> EXERCISE
Copy every line of the following data that includes the string "document".

> SUPPLIED MATERIAL
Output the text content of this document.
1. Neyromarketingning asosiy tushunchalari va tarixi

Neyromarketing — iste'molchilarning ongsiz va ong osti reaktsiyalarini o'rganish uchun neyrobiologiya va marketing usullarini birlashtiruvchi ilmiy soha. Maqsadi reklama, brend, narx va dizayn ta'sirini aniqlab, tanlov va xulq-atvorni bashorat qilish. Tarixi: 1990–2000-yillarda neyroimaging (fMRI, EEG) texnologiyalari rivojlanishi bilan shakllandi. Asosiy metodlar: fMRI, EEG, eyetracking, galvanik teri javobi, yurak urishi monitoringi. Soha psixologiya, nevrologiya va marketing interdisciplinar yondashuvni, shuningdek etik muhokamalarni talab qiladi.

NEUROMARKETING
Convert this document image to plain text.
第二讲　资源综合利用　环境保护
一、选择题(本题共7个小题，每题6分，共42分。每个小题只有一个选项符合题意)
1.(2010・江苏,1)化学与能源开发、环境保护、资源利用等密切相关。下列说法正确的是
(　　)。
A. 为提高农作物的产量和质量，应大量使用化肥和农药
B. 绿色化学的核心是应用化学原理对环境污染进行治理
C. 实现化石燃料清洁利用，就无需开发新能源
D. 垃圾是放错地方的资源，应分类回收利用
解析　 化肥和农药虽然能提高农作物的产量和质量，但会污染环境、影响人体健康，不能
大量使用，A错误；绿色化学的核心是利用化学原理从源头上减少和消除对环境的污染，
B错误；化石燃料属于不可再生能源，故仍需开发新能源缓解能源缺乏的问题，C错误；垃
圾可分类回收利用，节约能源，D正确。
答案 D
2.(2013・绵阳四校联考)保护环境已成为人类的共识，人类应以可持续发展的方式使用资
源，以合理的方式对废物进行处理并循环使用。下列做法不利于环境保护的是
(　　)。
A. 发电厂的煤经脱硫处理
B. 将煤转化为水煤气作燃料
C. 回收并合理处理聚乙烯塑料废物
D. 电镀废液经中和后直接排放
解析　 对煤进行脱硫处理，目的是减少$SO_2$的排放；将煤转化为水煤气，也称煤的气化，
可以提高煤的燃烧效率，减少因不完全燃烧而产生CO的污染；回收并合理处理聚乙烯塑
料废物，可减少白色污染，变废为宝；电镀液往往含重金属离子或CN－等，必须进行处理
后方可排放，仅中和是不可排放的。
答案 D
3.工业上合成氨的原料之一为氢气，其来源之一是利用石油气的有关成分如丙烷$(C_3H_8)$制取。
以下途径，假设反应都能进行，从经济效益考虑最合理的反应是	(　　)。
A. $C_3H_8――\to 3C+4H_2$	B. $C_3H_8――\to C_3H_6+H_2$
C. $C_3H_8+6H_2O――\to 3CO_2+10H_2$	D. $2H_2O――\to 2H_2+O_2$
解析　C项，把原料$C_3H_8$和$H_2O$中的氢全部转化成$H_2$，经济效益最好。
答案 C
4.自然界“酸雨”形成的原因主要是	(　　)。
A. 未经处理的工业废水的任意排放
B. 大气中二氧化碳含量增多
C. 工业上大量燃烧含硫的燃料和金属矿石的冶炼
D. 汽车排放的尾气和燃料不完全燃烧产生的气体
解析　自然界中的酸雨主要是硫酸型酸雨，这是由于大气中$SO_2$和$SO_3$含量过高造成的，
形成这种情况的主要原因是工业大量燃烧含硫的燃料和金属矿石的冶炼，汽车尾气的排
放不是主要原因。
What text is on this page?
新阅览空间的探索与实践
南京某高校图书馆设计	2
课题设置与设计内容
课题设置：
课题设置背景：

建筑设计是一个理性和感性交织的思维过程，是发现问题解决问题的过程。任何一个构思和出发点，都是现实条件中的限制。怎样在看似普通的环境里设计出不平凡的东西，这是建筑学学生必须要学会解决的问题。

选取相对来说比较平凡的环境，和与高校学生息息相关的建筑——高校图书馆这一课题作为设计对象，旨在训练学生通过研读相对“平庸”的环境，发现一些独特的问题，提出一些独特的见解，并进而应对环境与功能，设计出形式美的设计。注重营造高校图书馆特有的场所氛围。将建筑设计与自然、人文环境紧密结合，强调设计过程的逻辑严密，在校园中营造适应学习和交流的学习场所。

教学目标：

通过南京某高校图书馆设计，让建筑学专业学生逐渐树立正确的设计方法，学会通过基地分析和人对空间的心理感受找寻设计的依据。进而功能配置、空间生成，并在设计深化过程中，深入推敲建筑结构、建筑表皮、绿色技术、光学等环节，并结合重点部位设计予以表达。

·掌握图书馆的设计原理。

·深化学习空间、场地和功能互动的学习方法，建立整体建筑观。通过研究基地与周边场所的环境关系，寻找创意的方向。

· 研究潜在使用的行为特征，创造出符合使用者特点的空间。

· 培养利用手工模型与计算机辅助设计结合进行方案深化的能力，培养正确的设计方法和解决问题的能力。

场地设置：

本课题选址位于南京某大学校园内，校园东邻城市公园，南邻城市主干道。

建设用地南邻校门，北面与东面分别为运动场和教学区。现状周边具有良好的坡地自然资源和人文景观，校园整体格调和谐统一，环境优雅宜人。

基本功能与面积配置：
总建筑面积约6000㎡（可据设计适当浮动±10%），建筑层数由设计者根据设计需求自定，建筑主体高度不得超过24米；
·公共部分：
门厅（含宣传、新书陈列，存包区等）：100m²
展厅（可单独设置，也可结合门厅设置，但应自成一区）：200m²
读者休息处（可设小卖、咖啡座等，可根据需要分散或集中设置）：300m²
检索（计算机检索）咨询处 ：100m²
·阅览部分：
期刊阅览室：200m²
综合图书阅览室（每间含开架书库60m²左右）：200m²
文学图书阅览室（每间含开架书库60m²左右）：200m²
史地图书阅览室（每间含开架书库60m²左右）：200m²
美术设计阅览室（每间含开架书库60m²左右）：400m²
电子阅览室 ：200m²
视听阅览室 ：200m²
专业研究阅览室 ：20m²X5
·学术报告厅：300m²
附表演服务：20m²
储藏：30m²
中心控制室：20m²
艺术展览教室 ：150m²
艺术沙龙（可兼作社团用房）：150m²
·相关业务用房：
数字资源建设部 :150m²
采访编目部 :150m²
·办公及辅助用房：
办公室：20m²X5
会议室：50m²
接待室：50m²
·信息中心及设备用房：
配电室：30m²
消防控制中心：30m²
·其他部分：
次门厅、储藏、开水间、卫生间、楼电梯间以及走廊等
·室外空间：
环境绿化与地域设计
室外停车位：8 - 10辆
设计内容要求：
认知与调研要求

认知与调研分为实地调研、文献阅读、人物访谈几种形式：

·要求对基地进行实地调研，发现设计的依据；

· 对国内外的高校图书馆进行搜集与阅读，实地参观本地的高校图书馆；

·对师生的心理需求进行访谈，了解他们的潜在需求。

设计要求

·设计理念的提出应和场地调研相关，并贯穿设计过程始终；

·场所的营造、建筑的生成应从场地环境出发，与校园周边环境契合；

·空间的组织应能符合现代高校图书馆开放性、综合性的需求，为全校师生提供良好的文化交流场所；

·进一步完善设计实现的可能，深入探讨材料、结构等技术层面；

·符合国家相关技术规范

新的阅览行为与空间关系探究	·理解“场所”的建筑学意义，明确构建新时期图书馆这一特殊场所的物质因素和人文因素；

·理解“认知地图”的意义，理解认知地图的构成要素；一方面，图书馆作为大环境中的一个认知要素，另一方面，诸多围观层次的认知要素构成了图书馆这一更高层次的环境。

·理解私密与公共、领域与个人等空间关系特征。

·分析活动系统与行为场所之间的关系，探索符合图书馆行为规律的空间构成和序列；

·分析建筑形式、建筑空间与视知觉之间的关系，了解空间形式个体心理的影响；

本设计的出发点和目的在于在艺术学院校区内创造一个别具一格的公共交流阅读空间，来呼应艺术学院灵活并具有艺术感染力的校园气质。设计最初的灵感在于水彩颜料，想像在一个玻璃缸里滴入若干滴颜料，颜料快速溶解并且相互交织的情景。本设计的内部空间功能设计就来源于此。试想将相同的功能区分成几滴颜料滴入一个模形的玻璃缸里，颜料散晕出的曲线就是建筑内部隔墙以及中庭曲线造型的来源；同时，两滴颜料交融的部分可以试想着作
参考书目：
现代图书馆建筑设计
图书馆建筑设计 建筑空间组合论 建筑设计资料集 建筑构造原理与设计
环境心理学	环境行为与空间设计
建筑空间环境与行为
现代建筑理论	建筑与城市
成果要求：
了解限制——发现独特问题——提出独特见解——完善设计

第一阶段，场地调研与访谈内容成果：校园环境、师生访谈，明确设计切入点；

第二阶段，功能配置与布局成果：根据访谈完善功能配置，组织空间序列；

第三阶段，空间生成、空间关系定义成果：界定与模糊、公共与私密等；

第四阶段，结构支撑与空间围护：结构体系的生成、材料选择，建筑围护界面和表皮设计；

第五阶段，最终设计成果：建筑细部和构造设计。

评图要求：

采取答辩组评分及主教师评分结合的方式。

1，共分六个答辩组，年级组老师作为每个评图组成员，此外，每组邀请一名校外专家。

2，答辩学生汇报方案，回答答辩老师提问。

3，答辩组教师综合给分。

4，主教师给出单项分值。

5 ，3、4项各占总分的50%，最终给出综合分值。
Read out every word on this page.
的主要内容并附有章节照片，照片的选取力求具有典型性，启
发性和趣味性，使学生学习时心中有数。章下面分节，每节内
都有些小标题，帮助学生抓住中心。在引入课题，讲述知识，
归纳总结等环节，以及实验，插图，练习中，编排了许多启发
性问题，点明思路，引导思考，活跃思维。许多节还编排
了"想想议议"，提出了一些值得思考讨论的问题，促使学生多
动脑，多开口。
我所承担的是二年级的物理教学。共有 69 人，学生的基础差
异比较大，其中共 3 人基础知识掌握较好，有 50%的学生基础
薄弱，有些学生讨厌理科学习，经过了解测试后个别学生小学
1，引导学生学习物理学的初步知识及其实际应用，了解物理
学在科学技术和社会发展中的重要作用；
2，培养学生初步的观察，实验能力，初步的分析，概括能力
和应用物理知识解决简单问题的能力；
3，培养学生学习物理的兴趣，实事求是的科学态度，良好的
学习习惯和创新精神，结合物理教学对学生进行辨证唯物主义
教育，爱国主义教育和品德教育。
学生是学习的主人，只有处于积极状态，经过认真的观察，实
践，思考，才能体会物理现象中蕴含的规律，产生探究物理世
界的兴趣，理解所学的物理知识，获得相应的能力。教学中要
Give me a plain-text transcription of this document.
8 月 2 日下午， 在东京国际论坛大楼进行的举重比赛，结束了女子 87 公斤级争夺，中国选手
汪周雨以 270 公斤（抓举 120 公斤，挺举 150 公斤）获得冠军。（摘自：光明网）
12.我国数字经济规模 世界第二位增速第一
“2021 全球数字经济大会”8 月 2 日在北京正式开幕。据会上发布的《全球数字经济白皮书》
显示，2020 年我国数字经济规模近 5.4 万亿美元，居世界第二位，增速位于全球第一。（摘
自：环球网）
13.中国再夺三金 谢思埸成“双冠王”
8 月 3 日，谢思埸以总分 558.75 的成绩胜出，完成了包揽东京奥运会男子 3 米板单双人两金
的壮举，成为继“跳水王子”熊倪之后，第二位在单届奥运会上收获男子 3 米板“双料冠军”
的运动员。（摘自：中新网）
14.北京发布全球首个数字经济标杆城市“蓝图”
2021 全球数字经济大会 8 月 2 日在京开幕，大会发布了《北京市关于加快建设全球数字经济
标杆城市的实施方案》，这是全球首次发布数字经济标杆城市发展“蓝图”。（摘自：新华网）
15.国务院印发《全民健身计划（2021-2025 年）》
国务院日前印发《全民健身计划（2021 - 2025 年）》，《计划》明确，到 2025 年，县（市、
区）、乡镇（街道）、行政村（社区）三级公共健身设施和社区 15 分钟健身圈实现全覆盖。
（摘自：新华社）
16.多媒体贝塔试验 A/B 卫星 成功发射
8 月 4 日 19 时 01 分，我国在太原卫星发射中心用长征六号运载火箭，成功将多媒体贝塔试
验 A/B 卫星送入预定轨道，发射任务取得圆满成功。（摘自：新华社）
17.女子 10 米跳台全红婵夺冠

> SOLUTION TO THIS TASK
Output the text content of this document.
Convert this document image to plain text.
Give me a plain-text transcription of this document.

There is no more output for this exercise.